= GIVEN ENTRIES =

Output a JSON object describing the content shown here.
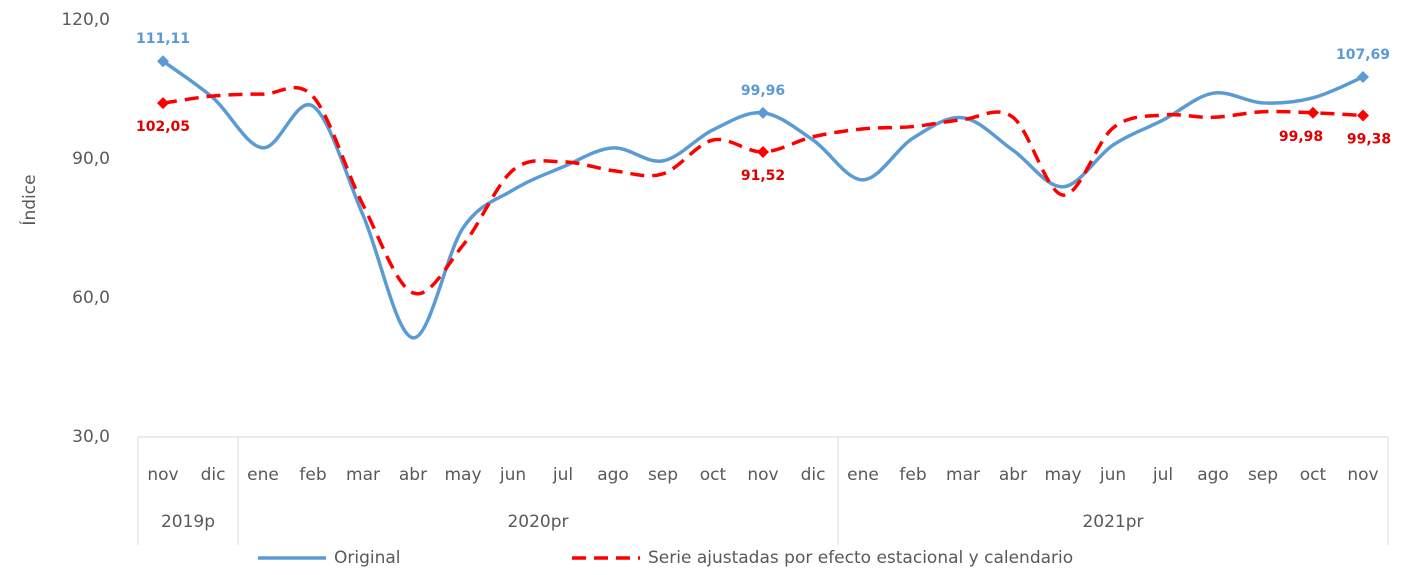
{
  "chart_data": {
    "type": "line",
    "y_label": "Índice",
    "categories": [
      "nov",
      "dic",
      "ene",
      "feb",
      "mar",
      "abr",
      "may",
      "jun",
      "jul",
      "ago",
      "sep",
      "oct",
      "nov",
      "dic",
      "ene",
      "feb",
      "mar",
      "abr",
      "may",
      "jun",
      "jul",
      "ago",
      "sep",
      "oct",
      "nov"
    ],
    "groups": [
      {
        "label": "2019p",
        "start": 0,
        "end": 1
      },
      {
        "label": "2020pr",
        "start": 2,
        "end": 13
      },
      {
        "label": "2021pr",
        "start": 14,
        "end": 24
      }
    ],
    "ylim": [
      30,
      120
    ],
    "yticks": [
      {
        "value": 30,
        "label": "30,0"
      },
      {
        "value": 60,
        "label": "60,0"
      },
      {
        "value": 90,
        "label": "90,0"
      },
      {
        "value": 120,
        "label": "120,0"
      }
    ],
    "series": [
      {
        "name": "Original",
        "color": "#5b9bd5",
        "dash": false,
        "values": [
          111.11,
          103.2,
          92.4,
          101.4,
          77.9,
          51.4,
          75.1,
          83.3,
          88.3,
          92.4,
          89.6,
          96.3,
          99.96,
          94.1,
          85.5,
          94.5,
          98.9,
          91.9,
          84,
          93,
          98.4,
          104.2,
          102.1,
          103.2,
          107.69
        ],
        "value_labels": [
          "111,11",
          null,
          null,
          null,
          null,
          null,
          null,
          null,
          null,
          null,
          null,
          null,
          "99,96",
          null,
          null,
          null,
          null,
          null,
          null,
          null,
          null,
          null,
          null,
          null,
          "107,69"
        ]
      },
      {
        "name": "Serie ajustadas por efecto estacional y calendario",
        "color": "#ff0000",
        "dash": true,
        "values": [
          102.05,
          103.6,
          104,
          103.5,
          80.1,
          61.1,
          71.4,
          87.6,
          89.4,
          87.5,
          86.8,
          94.1,
          91.52,
          94.8,
          96.5,
          97,
          98.5,
          99,
          82.2,
          96.7,
          99.5,
          99,
          100.2,
          99.98,
          99.38
        ],
        "value_labels": [
          "102,05",
          null,
          null,
          null,
          null,
          null,
          null,
          null,
          null,
          null,
          null,
          null,
          "91,52",
          null,
          null,
          null,
          null,
          null,
          null,
          null,
          null,
          null,
          null,
          "99,98",
          "99,38"
        ]
      }
    ]
  }
}
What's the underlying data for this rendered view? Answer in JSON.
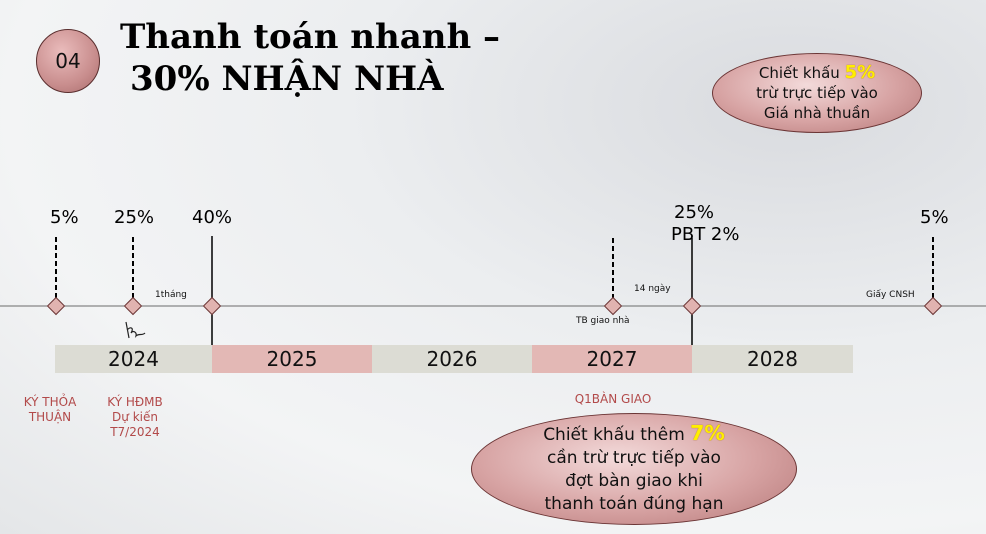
{
  "badge": "04",
  "title": {
    "line1": "Thanh toán nhanh –",
    "line2": "30% NHẬN NHÀ"
  },
  "discount_top": {
    "line1_prefix": "Chiết khấu ",
    "line1_value": "5%",
    "line2": "trừ trực tiếp vào",
    "line3": "Giá nhà thuần"
  },
  "discount_bottom": {
    "line1_prefix": "Chiết khấu thêm ",
    "line1_value": "7%",
    "line2": "cần trừ trực tiếp vào",
    "line3": "đợt bàn giao khi",
    "line4": "thanh toán đúng hạn"
  },
  "milestones": {
    "m1": "5%",
    "m2": "25%",
    "m3": "40%",
    "m4a": "25%",
    "m4b": "PBT 2%",
    "m5": "5%"
  },
  "small_labels": {
    "one_month": "1tháng",
    "fourteen_days": "14 ngày",
    "handover_notice": "TB giao nhà",
    "certificate": "Giấy CNSH"
  },
  "years": [
    "2024",
    "2025",
    "2026",
    "2027",
    "2028"
  ],
  "bottom_labels": {
    "agreement_l1": "KÝ THỎA",
    "agreement_l2": "THUẬN",
    "contract_l1": "KÝ HĐMB",
    "contract_l2": "Dự kiến",
    "contract_l3": "T7/2024",
    "handover": "Q1BÀN GIAO"
  },
  "colors": {
    "year_grey": "#dcdcd4",
    "year_pink": "#e3b8b5",
    "accent_red": "#b24a4a",
    "highlight": "#ffee00"
  }
}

= EXERCISE GOAL =
Extract each line holding the string "Chiết".

= TASK ANSWER =
    "line1_prefix": "Chiết khấu ",
    "line1_prefix": "Chiết khấu thêm ",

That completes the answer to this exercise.